=== Exercise directions ===
Update the records below by replacing every "interactable" with "clickable" and leaving all other text unchanged. Leave the pictures out of your answer.

=== Available records ===

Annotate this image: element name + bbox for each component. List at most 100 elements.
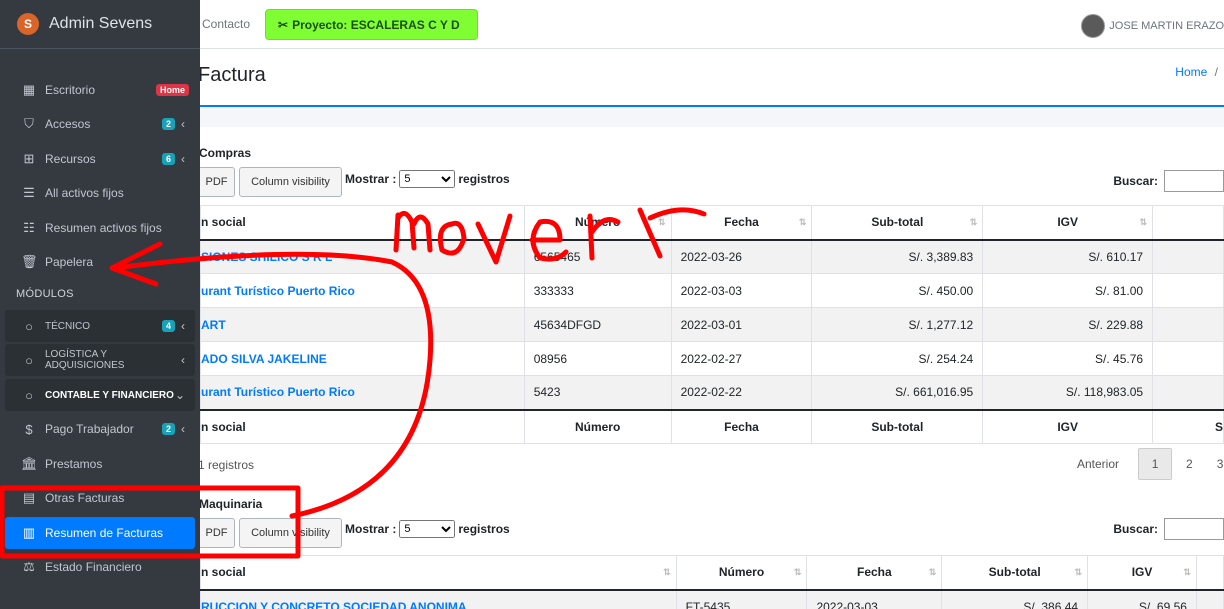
col-header-numero[interactable]: Número ⇅ (523, 205, 672, 241)
table-row[interactable]: urant Turístico Puerto Rico 5423 2022-02… (200, 375, 1224, 410)
table-row[interactable]: ADO SILVA JAKELINE 08956 2022-02-27 S/. … (200, 341, 1224, 376)
bank-icon: 🏛 (21, 456, 38, 471)
column-visibility-button[interactable]: Column visibility (239, 518, 342, 548)
cell-razon[interactable]: ADO SILVA JAKELINE (200, 341, 525, 376)
cell-truncated (1195, 589, 1224, 609)
footer-razon: n social (200, 408, 525, 444)
circle-icon: ○ (25, 387, 33, 403)
sidebar-item-tecnico[interactable]: ○ TÉCNICO 4 ‹ (5, 310, 195, 342)
sort-icon: ⇅ (1074, 567, 1083, 577)
col-header-truncated[interactable] (1152, 205, 1224, 241)
sidebar-item-resumen-facturas[interactable]: ▥ Resumen de Facturas (5, 517, 195, 549)
brand-name: Admin Sevens (49, 15, 153, 32)
footer-igv: IGV (982, 408, 1154, 444)
count-badge: 2 (161, 423, 175, 435)
cell-razon[interactable]: SIONES SHILICO S R L (200, 239, 525, 274)
cell-subtotal: S/. 386.44 (941, 589, 1089, 609)
sidebar-item-accesos[interactable]: ⛉ Accesos 2 ‹ (5, 108, 195, 140)
sidebar-item-contable[interactable]: ○ CONTABLE Y FINANCIERO ⌄ (5, 379, 195, 411)
sidebar-item-papelera[interactable]: 🗑 Papelera (5, 246, 195, 278)
sort-icon: ⇅ (793, 567, 802, 577)
page-button[interactable]: 2 (1186, 457, 1193, 471)
sidebar-item-prestamos[interactable]: 🏛 Prestamos (5, 448, 195, 480)
brand[interactable]: S Admin Sevens (0, 0, 200, 49)
buscar-control: Buscar: (1113, 170, 1224, 192)
dollar-icon: $ (25, 421, 33, 437)
sidebar-item-label: All activos fijos (45, 186, 124, 200)
sidebar-item-estado-financiero[interactable]: ⚖ Estado Financiero (5, 551, 195, 583)
mostrar-control: Mostrar : 5 registros (345, 170, 510, 188)
search-input[interactable] (1164, 170, 1224, 192)
table-header-row: n social Número ⇅ Fecha ⇅ Sub-total ⇅ IGV ⇅ (200, 205, 1224, 241)
sidebar-item-otras-facturas[interactable]: ▤ Otras Facturas (5, 482, 195, 514)
page-length-select[interactable]: 5 (399, 170, 456, 188)
cell-razon[interactable]: urant Turístico Puerto Rico (200, 375, 525, 410)
circle-icon: ○ (25, 318, 33, 334)
sidebar-item-label: Papelera (45, 255, 94, 269)
col-header-fecha[interactable]: Fecha ⇅ (670, 205, 813, 241)
col-header-fecha[interactable]: Fecha ⇅ (806, 555, 943, 591)
proyecto-badge[interactable]: ✂ Proyecto: ESCALERAS C Y D (265, 9, 478, 40)
cell-subtotal: S/. 450.00 (811, 273, 984, 308)
pdf-button[interactable]: PDF (198, 167, 235, 197)
col-header-igv[interactable]: IGV ⇅ (1087, 555, 1197, 591)
sort-icon: ⇅ (928, 567, 937, 577)
cell-subtotal: S/. 661,016.95 (811, 375, 984, 410)
contacto-link[interactable]: Contacto (202, 17, 250, 31)
sidebar-item-pago-trabajador[interactable]: $ Pago Trabajador 2 ‹ (5, 413, 195, 445)
sidebar-item-escritorio[interactable]: ▦ Escritorio Home (5, 74, 195, 106)
search-input[interactable] (1164, 518, 1224, 540)
chevron-left-icon: ‹ (181, 422, 185, 436)
compras-title: Compras (199, 146, 252, 160)
sidebar-item-label: LOGÍSTICA Y ADQUISICIONES (45, 349, 125, 371)
col-header-subtotal[interactable]: Sub-total ⇅ (941, 555, 1089, 591)
page-title: Factura (198, 64, 266, 86)
col-header-igv[interactable]: IGV ⇅ (982, 205, 1154, 241)
user-menu[interactable]: JOSE MARTIN ERAZO (1081, 14, 1224, 38)
footer-truncated: S (1152, 408, 1224, 444)
sidebar-item-label: Accesos (45, 117, 91, 131)
topbar: Contacto ✂ Proyecto: ESCALERAS C Y D JOS… (200, 0, 1224, 49)
table-row[interactable]: urant Turístico Puerto Rico 333333 2022-… (200, 273, 1224, 308)
cell-razon[interactable]: RUCCION Y CONCRETO SOCIEDAD ANONIMA (200, 589, 677, 609)
balance-icon: ⚖ (23, 559, 35, 574)
cell-fecha: 2022-02-22 (670, 375, 813, 410)
pdf-button[interactable]: PDF (198, 518, 235, 548)
table-footer-row: n social Número Fecha Sub-total IGV S (200, 408, 1224, 444)
col-header-truncated[interactable] (1195, 555, 1224, 591)
col-header-numero[interactable]: Número ⇅ (675, 555, 808, 591)
table-row[interactable]: ART 45634DFGD 2022-03-01 S/. 1,277.12 S/… (200, 307, 1224, 342)
prev-page-button[interactable]: Anterior (1077, 457, 1119, 471)
list-icon: ☰ (23, 185, 35, 200)
count-badge: 2 (161, 118, 175, 130)
cell-fecha: 2022-03-03 (806, 589, 943, 609)
cell-subtotal: S/. 254.24 (811, 341, 984, 376)
cell-subtotal: S/. 3,389.83 (811, 239, 984, 274)
cell-razon[interactable]: ART (200, 307, 525, 342)
breadcrumb-home[interactable]: Home (1175, 65, 1207, 79)
sort-icon: ⇅ (1139, 217, 1148, 227)
sort-icon: ⇅ (658, 217, 666, 227)
cell-igv: S/. 610.17 (982, 239, 1154, 274)
col-header-subtotal[interactable]: Sub-total ⇅ (811, 205, 984, 241)
cell-numero: 08956 (523, 341, 672, 376)
col-header-razon[interactable]: n social ⇅ (200, 555, 677, 591)
cell-razon[interactable]: urant Turístico Puerto Rico (200, 273, 525, 308)
sidebar-item-all-activos[interactable]: ☰ All activos fijos (5, 177, 195, 209)
column-visibility-button[interactable]: Column visibility (239, 167, 342, 197)
table-header-row: n social ⇅ Número ⇅ Fecha ⇅ Sub-total ⇅ IGV ⇅ (200, 555, 1224, 591)
table-row[interactable]: RUCCION Y CONCRETO SOCIEDAD ANONIMA FT-5… (200, 589, 1224, 609)
col-header-razon[interactable]: n social (200, 205, 525, 241)
sidebar-item-resumen-activos[interactable]: ☷ Resumen activos fijos (5, 212, 195, 244)
page-button[interactable]: 1 (1138, 448, 1173, 480)
sidebar-item-logistica[interactable]: ○ LOGÍSTICA Y ADQUISICIONES ‹ (5, 344, 195, 376)
sidebar-item-recursos[interactable]: ⊞ Recursos 6 ‹ (5, 143, 195, 175)
page-length-select[interactable]: 5 (399, 520, 456, 538)
cell-igv: S/. 69.56 (1087, 589, 1197, 609)
cell-numero: 333333 (523, 273, 672, 308)
table-row[interactable]: SIONES SHILICO S R L 6565465 2022-03-26 … (200, 239, 1224, 274)
chevron-left-icon: ‹ (181, 353, 185, 367)
cell-truncated (1152, 273, 1224, 308)
proyecto-label: Proyecto: ESCALERAS C Y D (292, 17, 460, 32)
page-button[interactable]: 3 (1217, 457, 1224, 471)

=== Completed task ===
Annotate this image: element name + bbox for each component. List at most 100 elements.
col-header-numero[clickable]: Número ⇅ (523, 205, 672, 241)
table-row[clickable]: urant Turístico Puerto Rico 5423 2022-02… (200, 375, 1224, 410)
table-row[clickable]: ADO SILVA JAKELINE 08956 2022-02-27 S/. … (200, 341, 1224, 376)
bank-icon: 🏛 (21, 456, 38, 471)
column-visibility-button[clickable]: Column visibility (239, 518, 342, 548)
cell-razon[clickable]: ADO SILVA JAKELINE (200, 341, 525, 376)
cell-truncated (1195, 589, 1224, 609)
footer-razon: n social (200, 408, 525, 444)
circle-icon: ○ (25, 387, 33, 403)
sidebar-item-tecnico[clickable]: ○ TÉCNICO 4 ‹ (5, 310, 195, 342)
sort-icon: ⇅ (1074, 567, 1083, 577)
col-header-truncated[clickable] (1152, 205, 1224, 241)
sidebar-item-resumen-facturas[clickable]: ▥ Resumen de Facturas (5, 517, 195, 549)
brand-name: Admin Sevens (49, 15, 153, 32)
footer-igv: IGV (982, 408, 1154, 444)
count-badge: 2 (161, 423, 175, 435)
cell-razon[clickable]: SIONES SHILICO S R L (200, 239, 525, 274)
cell-subtotal: S/. 386.44 (941, 589, 1089, 609)
sidebar-item-accesos[clickable]: ⛉ Accesos 2 ‹ (5, 108, 195, 140)
sidebar-item-contable[clickable]: ○ CONTABLE Y FINANCIERO ⌄ (5, 379, 195, 411)
sidebar-item-papelera[clickable]: 🗑 Papelera (5, 246, 195, 278)
sort-icon: ⇅ (793, 567, 802, 577)
page-button[clickable]: 2 (1186, 457, 1193, 471)
sidebar-item-prestamos[clickable]: 🏛 Prestamos (5, 448, 195, 480)
brand[clickable]: S Admin Sevens (0, 0, 200, 49)
buscar-control: Buscar: (1113, 170, 1224, 192)
dollar-icon: $ (25, 421, 33, 437)
sidebar-item-label: All activos fijos (45, 186, 124, 200)
sidebar-item-estado-financiero[clickable]: ⚖ Estado Financiero (5, 551, 195, 583)
mostrar-control: Mostrar : 5 registros (345, 170, 510, 188)
search-input[clickable] (1164, 170, 1224, 192)
table-header-row: n social Número ⇅ Fecha ⇅ Sub-total ⇅ IGV ⇅ (200, 205, 1224, 241)
sidebar-item-otras-facturas[clickable]: ▤ Otras Facturas (5, 482, 195, 514)
page-length-select[clickable]: 5 (399, 170, 456, 188)
cell-razon[clickable]: urant Turístico Puerto Rico (200, 375, 525, 410)
circle-icon: ○ (25, 318, 33, 334)
sidebar-item-label: Papelera (45, 255, 94, 269)
col-header-fecha[clickable]: Fecha ⇅ (670, 205, 813, 241)
col-header-fecha[clickable]: Fecha ⇅ (806, 555, 943, 591)
proyecto-badge[clickable]: ✂ Proyecto: ESCALERAS C Y D (265, 9, 478, 40)
cell-subtotal: S/. 450.00 (811, 273, 984, 308)
pdf-button[clickable]: PDF (198, 167, 235, 197)
col-header-igv[clickable]: IGV ⇅ (1087, 555, 1197, 591)
sort-icon: ⇅ (928, 567, 937, 577)
cell-subtotal: S/. 661,016.95 (811, 375, 984, 410)
contacto-link[clickable]: Contacto (202, 17, 250, 31)
sidebar-item-pago-trabajador[clickable]: $ Pago Trabajador 2 ‹ (5, 413, 195, 445)
sidebar-item-escritorio[clickable]: ▦ Escritorio Home (5, 74, 195, 106)
search-input[clickable] (1164, 518, 1224, 540)
chevron-left-icon: ‹ (181, 422, 185, 436)
compras-title: Compras (199, 146, 252, 160)
sidebar-item-label: LOGÍSTICA Y ADQUISICIONES (45, 349, 125, 371)
col-header-subtotal[clickable]: Sub-total ⇅ (941, 555, 1089, 591)
page-title: Factura (198, 64, 266, 86)
col-header-igv[clickable]: IGV ⇅ (982, 205, 1154, 241)
user-menu[clickable]: JOSE MARTIN ERAZO (1081, 14, 1224, 38)
footer-truncated: S (1152, 408, 1224, 444)
sidebar-item-label: Accesos (45, 117, 91, 131)
topbar: Contacto ✂ Proyecto: ESCALERAS C Y D JOS… (200, 0, 1224, 49)
table-row[clickable]: urant Turístico Puerto Rico 333333 2022-… (200, 273, 1224, 308)
cell-razon[clickable]: RUCCION Y CONCRETO SOCIEDAD ANONIMA (200, 589, 677, 609)
balance-icon: ⚖ (23, 559, 35, 574)
cell-fecha: 2022-02-22 (670, 375, 813, 410)
pdf-button[clickable]: PDF (198, 518, 235, 548)
table-footer-row: n social Número Fecha Sub-total IGV S (200, 408, 1224, 444)
col-header-truncated[clickable] (1195, 555, 1224, 591)
col-header-numero[clickable]: Número ⇅ (675, 555, 808, 591)
table-row[clickable]: ART 45634DFGD 2022-03-01 S/. 1,277.12 S/… (200, 307, 1224, 342)
prev-page-button[clickable]: Anterior (1077, 457, 1119, 471)
list-icon: ☰ (23, 185, 35, 200)
count-badge: 2 (161, 118, 175, 130)
cell-fecha: 2022-03-03 (806, 589, 943, 609)
cell-subtotal: S/. 254.24 (811, 341, 984, 376)
cell-subtotal: S/. 3,389.83 (811, 239, 984, 274)
cell-razon[clickable]: ART (200, 307, 525, 342)
breadcrumb-home[clickable]: Home (1175, 65, 1207, 79)
sort-icon: ⇅ (1139, 217, 1148, 227)
sort-icon: ⇅ (658, 217, 666, 227)
cell-igv: S/. 610.17 (982, 239, 1154, 274)
col-header-subtotal[clickable]: Sub-total ⇅ (811, 205, 984, 241)
cell-numero: 08956 (523, 341, 672, 376)
col-header-razon[clickable]: n social ⇅ (200, 555, 677, 591)
cell-razon[clickable]: urant Turístico Puerto Rico (200, 273, 525, 308)
sidebar-item-all-activos[clickable]: ☰ All activos fijos (5, 177, 195, 209)
column-visibility-button[clickable]: Column visibility (239, 167, 342, 197)
table-header-row: n social ⇅ Número ⇅ Fecha ⇅ Sub-total ⇅ IGV ⇅ (200, 555, 1224, 591)
table-row[clickable]: RUCCION Y CONCRETO SOCIEDAD ANONIMA FT-5… (200, 589, 1224, 609)
col-header-razon[clickable]: n social (200, 205, 525, 241)
sidebar-item-resumen-activos[clickable]: ☷ Resumen activos fijos (5, 212, 195, 244)
page-button[clickable]: 1 (1138, 448, 1173, 480)
sidebar-item-logistica[clickable]: ○ LOGÍSTICA Y ADQUISICIONES ‹ (5, 344, 195, 376)
sidebar-item-recursos[clickable]: ⊞ Recursos 6 ‹ (5, 143, 195, 175)
page-length-select[clickable]: 5 (399, 520, 456, 538)
cell-igv: S/. 69.56 (1087, 589, 1197, 609)
cell-numero: 333333 (523, 273, 672, 308)
table-row[clickable]: SIONES SHILICO S R L 6565465 2022-03-26 … (200, 239, 1224, 274)
chevron-left-icon: ‹ (181, 353, 185, 367)
cell-truncated (1152, 273, 1224, 308)
proyecto-label: Proyecto: ESCALERAS C Y D (292, 17, 460, 32)
page-button[clickable]: 3 (1217, 457, 1224, 471)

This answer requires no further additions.